### OBJECTIVE
Copy out each line that has "gasto" in it.

### SUPPLIED MATERIAL
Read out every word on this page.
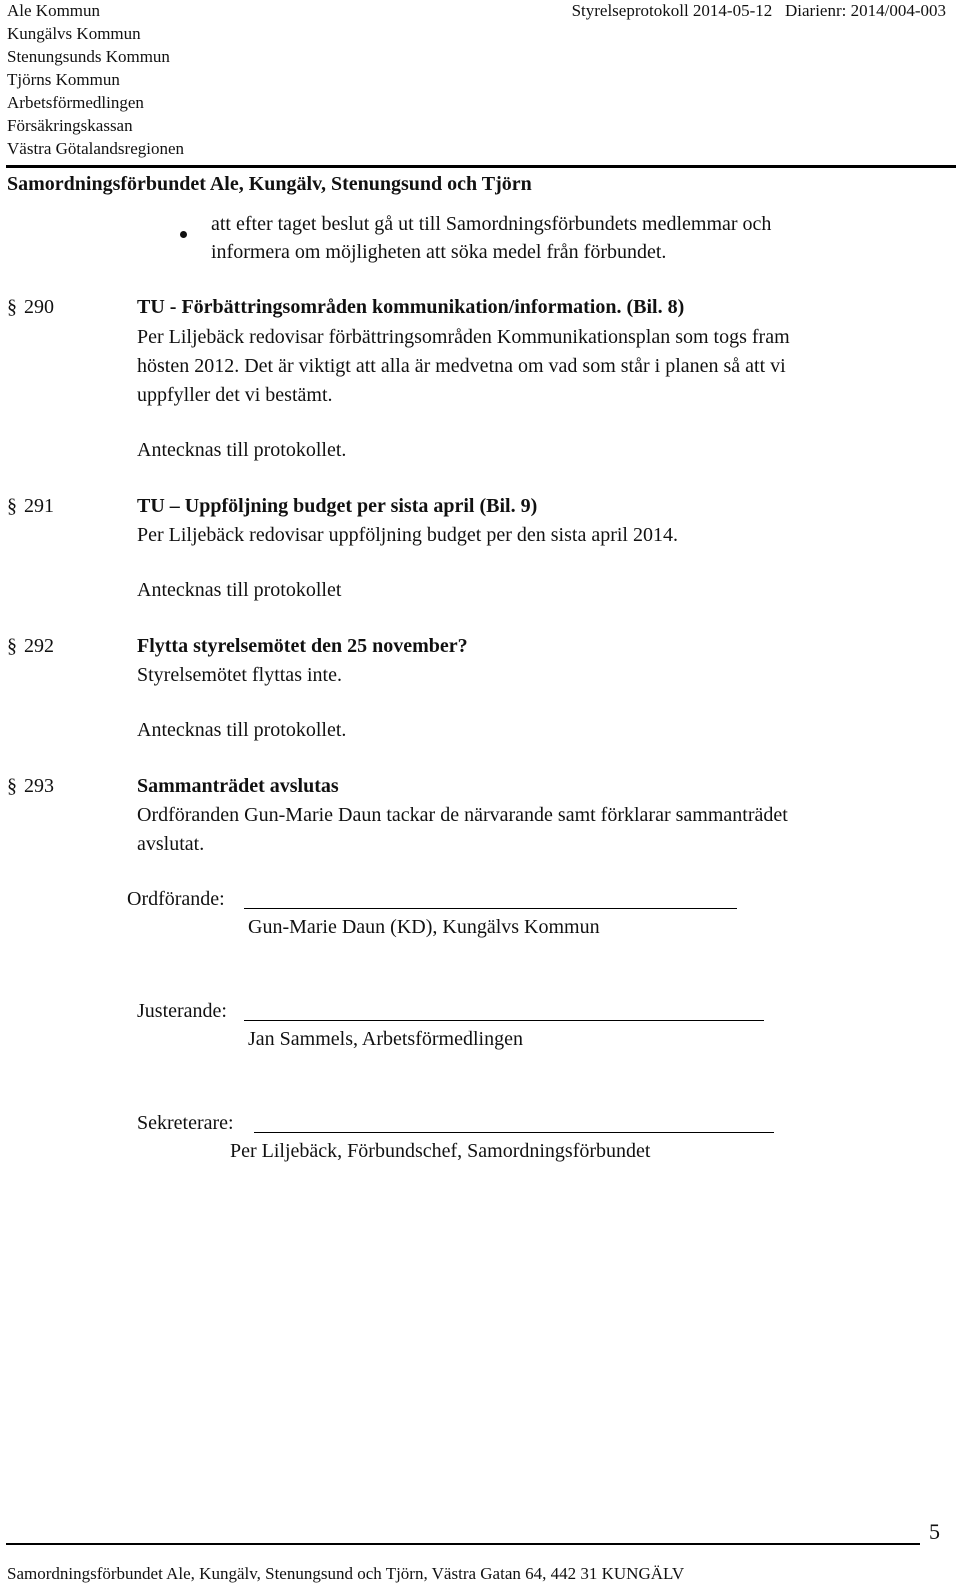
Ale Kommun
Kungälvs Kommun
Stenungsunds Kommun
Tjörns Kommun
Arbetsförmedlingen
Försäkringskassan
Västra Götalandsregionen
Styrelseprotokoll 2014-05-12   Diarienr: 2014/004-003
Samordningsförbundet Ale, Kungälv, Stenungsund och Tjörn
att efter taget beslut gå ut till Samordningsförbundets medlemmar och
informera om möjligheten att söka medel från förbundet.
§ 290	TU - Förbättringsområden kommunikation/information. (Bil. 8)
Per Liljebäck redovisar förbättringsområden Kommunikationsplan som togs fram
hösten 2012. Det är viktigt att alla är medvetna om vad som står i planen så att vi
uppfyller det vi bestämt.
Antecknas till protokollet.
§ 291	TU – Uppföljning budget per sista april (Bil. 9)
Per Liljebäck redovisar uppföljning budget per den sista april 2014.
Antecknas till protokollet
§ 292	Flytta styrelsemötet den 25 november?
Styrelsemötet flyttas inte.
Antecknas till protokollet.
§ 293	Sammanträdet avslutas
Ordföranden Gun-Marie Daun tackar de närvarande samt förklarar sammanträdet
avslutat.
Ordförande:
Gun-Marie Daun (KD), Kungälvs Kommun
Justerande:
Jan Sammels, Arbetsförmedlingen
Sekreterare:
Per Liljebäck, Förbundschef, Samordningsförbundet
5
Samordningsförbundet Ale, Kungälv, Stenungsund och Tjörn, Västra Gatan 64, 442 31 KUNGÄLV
--
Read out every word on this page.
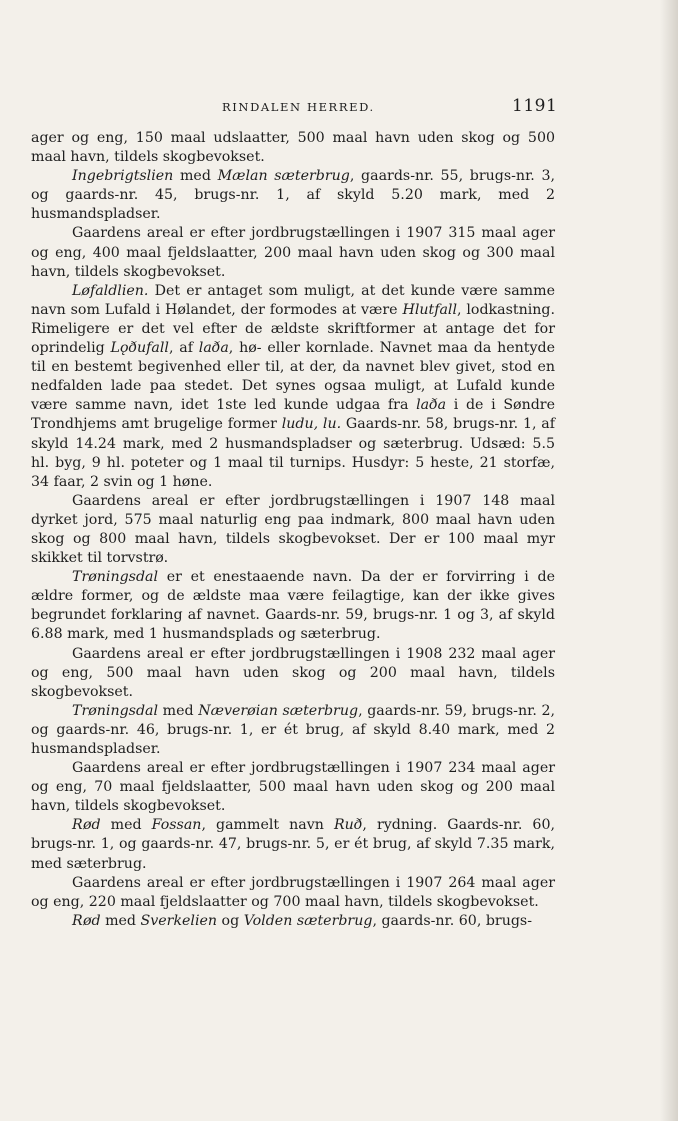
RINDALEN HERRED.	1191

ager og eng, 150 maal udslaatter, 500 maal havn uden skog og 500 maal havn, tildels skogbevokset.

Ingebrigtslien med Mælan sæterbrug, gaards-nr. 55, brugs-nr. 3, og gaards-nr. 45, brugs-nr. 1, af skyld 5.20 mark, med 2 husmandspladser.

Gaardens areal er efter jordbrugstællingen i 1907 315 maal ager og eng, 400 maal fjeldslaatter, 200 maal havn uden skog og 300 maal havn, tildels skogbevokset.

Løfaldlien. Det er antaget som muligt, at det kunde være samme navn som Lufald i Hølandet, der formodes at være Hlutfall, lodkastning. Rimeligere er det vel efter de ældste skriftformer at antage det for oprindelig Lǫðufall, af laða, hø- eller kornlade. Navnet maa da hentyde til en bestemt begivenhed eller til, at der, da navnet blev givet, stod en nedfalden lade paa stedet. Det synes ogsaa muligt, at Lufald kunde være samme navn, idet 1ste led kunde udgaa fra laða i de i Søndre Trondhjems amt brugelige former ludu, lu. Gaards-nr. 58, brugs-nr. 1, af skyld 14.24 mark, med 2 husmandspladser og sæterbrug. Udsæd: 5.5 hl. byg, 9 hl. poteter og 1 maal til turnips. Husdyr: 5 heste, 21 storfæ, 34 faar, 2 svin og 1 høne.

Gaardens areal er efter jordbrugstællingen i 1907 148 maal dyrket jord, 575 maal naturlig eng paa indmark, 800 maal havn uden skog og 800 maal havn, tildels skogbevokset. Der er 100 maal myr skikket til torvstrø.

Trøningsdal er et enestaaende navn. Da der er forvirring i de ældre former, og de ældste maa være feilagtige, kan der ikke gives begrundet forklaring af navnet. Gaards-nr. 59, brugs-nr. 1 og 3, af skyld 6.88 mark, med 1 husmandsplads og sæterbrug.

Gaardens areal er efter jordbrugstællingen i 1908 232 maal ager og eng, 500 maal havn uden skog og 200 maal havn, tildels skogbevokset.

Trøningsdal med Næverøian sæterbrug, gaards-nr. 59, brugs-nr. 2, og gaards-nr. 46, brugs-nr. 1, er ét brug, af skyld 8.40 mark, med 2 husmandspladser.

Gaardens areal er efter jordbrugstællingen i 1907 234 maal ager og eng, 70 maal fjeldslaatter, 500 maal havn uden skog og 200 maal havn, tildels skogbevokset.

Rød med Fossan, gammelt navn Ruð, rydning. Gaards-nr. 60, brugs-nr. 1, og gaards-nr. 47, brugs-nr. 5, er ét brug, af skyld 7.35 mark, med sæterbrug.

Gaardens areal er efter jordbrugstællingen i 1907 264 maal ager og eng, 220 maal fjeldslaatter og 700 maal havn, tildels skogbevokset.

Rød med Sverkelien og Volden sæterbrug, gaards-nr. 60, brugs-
==
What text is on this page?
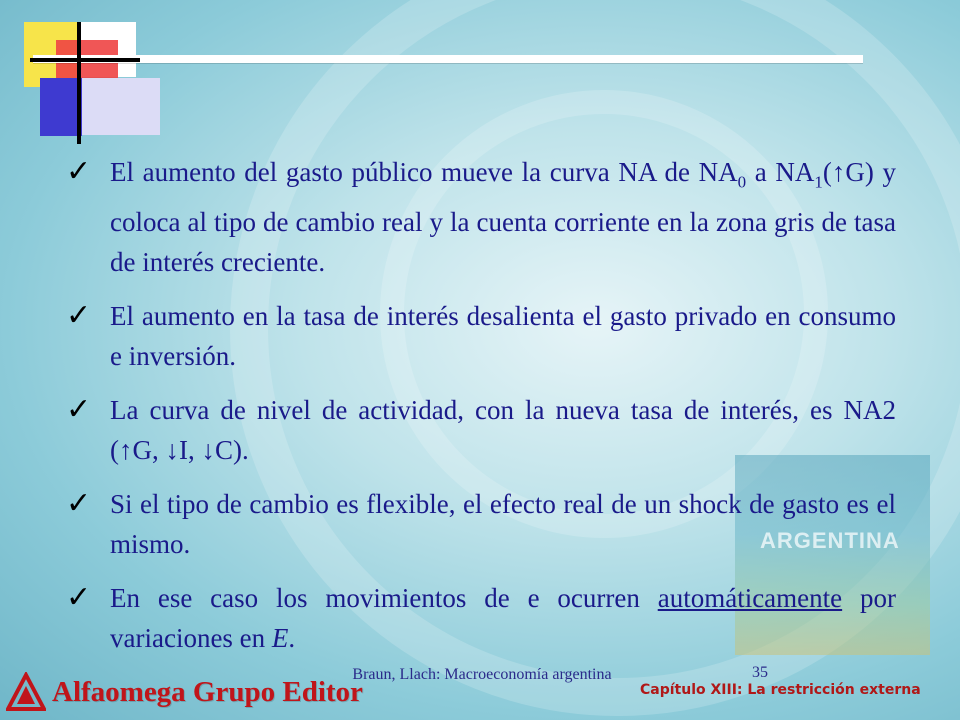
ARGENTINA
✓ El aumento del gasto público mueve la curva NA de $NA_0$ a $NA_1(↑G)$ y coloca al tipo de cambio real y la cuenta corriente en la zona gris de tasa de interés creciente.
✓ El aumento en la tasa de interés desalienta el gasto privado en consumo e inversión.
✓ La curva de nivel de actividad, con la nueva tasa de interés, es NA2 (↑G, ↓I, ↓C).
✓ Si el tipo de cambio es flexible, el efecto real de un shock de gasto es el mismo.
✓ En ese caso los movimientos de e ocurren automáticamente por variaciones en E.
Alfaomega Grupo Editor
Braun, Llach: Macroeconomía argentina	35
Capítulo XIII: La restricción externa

### WRITTEN SOLUTION
✓ El aumento del gasto público mueve la curva NA de $NA_0$ a $NA_1(↑G)$ y coloca al tipo de cambio real y la cuenta corriente en la zona gris de tasa de interés creciente.
✓ El aumento en la tasa de interés desalienta el gasto privado en consumo e inversión.
✓ Si el tipo de cambio es flexible, el efecto real de un shock de gasto es el mismo.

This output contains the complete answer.